_PROMPT_
Search the listing for "name" and copy every line where it appears.

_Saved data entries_

****************************************

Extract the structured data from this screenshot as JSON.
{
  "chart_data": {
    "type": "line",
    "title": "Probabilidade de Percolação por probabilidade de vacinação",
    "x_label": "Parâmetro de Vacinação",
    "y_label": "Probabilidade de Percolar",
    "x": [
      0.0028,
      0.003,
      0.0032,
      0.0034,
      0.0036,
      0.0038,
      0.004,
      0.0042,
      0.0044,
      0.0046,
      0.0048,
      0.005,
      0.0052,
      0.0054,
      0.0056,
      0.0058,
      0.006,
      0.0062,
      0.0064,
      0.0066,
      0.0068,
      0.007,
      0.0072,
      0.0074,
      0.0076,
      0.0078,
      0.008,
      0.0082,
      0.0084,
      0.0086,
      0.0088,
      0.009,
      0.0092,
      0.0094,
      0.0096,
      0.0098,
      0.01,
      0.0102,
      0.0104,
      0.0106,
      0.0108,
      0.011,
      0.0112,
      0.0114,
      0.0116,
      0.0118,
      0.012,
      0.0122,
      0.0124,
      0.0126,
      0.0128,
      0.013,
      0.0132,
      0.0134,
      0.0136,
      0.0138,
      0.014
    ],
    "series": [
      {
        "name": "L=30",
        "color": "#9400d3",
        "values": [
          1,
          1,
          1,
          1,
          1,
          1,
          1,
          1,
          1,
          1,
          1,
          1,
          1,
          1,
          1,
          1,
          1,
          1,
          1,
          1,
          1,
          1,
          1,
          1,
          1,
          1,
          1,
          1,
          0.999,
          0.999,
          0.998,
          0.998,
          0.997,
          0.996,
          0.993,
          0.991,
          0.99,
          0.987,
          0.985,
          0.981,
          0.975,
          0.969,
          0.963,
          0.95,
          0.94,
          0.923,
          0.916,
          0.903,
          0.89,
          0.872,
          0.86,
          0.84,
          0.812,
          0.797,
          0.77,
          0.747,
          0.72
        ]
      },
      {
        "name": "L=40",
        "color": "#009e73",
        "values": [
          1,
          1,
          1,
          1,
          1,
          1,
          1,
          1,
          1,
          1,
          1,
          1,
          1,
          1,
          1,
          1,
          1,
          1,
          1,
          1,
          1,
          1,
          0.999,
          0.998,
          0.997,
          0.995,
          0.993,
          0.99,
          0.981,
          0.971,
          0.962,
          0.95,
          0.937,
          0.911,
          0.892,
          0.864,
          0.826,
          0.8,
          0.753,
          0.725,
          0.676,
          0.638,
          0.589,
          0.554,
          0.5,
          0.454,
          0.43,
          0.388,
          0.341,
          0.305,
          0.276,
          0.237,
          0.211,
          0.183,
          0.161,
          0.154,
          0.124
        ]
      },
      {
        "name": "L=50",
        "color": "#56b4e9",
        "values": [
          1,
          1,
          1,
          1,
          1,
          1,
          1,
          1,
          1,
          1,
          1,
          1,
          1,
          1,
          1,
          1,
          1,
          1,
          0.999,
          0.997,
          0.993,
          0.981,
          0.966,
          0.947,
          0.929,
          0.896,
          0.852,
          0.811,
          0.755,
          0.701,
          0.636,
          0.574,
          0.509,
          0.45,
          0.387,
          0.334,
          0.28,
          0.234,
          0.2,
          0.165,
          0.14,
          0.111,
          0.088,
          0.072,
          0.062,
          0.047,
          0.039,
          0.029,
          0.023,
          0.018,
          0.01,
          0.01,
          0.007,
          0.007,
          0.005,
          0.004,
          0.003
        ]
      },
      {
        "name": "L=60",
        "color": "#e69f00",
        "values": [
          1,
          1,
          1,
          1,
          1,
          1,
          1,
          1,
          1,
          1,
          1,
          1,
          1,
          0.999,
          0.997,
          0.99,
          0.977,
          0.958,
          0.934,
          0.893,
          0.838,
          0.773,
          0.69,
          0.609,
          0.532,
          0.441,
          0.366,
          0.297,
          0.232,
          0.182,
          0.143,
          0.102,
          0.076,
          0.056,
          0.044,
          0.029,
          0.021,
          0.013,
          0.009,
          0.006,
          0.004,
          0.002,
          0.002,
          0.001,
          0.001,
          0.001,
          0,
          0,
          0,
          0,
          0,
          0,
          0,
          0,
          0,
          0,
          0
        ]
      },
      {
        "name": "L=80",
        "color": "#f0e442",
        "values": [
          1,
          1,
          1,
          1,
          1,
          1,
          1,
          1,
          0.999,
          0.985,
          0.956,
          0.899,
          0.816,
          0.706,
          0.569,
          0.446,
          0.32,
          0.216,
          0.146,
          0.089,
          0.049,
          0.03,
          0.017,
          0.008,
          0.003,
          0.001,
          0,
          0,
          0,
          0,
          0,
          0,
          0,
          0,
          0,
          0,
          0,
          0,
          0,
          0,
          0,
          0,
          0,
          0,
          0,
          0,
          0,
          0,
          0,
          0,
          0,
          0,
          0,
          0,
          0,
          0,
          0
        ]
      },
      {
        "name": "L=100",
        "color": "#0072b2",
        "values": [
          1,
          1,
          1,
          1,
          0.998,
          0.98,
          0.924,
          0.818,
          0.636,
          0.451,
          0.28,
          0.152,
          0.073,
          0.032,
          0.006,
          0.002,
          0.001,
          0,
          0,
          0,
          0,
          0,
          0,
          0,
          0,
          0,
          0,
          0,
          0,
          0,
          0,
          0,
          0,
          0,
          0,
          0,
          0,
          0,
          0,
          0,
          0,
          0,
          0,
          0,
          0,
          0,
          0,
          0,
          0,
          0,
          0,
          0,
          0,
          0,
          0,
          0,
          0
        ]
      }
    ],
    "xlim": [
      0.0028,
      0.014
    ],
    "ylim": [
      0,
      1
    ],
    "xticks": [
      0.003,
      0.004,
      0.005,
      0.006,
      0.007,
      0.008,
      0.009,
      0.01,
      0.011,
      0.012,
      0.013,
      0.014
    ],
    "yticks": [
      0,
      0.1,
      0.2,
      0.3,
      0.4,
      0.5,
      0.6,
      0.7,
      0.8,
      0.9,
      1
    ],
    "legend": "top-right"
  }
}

****************************************

_THE ANSWER_
        "name": "L=30",
        "name": "L=40",
        "name": "L=50",
        "name": "L=60",
        "name": "L=80",
        "name": "L=100",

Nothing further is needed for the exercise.